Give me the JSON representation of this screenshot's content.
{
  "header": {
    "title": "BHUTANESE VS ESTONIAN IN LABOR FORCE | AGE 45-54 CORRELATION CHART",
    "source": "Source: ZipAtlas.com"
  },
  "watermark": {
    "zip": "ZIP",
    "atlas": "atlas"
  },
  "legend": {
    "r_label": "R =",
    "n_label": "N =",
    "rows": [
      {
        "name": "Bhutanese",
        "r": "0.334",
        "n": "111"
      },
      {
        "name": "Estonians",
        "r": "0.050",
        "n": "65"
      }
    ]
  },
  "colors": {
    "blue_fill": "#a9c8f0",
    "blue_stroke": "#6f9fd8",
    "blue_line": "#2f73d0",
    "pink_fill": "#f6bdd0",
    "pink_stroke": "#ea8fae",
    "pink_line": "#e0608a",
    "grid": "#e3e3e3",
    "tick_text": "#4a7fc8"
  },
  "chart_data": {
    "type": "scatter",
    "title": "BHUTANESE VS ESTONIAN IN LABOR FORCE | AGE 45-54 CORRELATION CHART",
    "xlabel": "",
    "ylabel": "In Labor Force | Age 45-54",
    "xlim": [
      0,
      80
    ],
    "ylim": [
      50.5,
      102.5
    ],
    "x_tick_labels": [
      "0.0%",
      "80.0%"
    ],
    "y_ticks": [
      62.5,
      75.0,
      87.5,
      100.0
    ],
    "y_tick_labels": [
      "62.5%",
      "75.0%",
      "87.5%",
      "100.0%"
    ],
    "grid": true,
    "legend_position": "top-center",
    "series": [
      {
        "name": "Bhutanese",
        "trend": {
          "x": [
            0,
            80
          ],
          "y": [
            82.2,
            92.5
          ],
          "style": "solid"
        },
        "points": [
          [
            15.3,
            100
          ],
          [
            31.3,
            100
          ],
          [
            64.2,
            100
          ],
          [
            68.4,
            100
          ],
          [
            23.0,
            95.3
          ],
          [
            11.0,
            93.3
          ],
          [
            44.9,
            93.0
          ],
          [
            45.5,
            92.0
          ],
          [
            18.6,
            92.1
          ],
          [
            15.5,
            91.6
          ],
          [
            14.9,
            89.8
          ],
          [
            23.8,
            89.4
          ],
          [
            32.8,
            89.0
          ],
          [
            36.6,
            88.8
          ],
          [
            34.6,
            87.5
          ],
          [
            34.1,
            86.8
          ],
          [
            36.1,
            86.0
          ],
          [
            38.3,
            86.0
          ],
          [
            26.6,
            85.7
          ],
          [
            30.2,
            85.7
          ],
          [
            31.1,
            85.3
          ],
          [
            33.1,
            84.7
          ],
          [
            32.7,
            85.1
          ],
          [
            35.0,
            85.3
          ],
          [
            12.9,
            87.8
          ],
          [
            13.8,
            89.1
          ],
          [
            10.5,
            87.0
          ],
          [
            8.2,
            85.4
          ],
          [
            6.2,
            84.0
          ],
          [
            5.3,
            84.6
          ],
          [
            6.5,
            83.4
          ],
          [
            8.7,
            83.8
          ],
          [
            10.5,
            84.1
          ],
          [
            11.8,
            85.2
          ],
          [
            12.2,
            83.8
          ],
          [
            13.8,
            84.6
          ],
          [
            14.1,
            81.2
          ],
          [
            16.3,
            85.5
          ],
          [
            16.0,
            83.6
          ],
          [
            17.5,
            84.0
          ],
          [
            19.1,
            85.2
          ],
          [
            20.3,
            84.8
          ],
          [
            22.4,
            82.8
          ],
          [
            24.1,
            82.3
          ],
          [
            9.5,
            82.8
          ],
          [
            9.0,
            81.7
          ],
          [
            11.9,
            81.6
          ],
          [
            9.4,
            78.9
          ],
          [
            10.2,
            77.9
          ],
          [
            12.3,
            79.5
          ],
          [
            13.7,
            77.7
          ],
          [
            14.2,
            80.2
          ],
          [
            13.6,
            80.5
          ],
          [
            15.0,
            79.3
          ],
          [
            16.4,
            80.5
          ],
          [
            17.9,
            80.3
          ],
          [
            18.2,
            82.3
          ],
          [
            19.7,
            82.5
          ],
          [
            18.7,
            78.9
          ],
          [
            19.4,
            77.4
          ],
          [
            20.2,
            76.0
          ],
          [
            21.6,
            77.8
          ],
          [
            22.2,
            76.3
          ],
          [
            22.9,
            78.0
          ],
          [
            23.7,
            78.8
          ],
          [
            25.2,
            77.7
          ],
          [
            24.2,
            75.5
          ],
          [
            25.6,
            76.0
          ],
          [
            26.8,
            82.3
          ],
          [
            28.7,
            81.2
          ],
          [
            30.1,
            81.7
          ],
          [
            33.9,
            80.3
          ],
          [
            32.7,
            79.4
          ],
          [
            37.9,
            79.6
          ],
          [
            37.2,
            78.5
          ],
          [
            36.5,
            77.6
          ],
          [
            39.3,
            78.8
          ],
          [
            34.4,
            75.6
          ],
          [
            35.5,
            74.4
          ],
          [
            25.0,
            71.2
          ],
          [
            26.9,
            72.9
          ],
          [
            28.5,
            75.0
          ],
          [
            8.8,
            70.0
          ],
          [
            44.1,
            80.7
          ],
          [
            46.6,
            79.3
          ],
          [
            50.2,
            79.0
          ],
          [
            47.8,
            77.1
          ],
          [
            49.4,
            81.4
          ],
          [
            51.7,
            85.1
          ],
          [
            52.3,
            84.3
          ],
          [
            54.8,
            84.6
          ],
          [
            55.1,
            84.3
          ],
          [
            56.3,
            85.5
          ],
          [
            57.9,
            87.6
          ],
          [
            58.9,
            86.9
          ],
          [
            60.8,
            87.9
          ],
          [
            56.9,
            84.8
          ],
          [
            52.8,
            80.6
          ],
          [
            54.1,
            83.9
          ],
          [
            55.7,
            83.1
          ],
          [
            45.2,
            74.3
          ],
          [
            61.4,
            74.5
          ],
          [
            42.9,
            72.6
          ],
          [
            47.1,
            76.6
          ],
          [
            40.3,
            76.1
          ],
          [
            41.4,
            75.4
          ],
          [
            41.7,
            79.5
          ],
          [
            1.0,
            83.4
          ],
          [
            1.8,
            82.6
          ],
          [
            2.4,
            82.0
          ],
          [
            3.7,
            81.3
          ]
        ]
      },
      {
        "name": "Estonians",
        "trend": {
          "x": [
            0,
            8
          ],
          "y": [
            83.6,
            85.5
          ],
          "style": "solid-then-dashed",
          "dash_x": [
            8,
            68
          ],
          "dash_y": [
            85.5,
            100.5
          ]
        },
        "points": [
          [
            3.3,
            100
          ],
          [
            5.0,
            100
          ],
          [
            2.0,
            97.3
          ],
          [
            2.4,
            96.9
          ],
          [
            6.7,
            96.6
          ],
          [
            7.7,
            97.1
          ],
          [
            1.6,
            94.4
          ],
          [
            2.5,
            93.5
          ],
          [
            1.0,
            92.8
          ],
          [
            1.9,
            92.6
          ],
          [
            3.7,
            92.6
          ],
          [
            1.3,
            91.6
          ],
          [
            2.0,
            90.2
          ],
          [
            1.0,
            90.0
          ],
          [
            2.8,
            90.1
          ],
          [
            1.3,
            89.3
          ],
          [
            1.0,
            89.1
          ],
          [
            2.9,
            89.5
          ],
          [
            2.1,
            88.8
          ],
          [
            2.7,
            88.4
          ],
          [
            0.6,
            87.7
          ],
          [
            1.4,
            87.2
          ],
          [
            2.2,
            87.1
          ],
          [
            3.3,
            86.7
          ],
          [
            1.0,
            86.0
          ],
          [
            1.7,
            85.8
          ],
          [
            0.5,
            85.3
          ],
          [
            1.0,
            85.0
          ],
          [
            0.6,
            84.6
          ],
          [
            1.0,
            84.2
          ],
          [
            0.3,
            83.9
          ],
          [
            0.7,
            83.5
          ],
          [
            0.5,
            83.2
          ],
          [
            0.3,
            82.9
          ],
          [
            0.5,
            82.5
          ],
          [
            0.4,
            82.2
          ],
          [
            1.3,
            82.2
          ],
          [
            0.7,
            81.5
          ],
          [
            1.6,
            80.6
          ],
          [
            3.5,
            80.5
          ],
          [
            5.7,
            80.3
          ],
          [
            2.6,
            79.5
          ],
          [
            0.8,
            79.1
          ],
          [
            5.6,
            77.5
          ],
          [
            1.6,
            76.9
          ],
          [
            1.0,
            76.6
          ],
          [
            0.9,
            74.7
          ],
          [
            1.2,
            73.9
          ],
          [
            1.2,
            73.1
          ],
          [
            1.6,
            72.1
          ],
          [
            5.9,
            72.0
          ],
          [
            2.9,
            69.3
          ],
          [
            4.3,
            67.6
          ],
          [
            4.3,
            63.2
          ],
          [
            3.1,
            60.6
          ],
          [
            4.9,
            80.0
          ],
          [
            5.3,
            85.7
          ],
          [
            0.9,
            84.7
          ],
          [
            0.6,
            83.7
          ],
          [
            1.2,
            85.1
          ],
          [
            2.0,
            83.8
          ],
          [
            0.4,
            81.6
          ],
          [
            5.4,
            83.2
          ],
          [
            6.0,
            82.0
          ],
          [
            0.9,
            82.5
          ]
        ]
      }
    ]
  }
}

★ ★ ★ ★ ★

[Written instruction] How many lines of the entries above hold the string "style"? Reply with the number alone.

[Final result] 2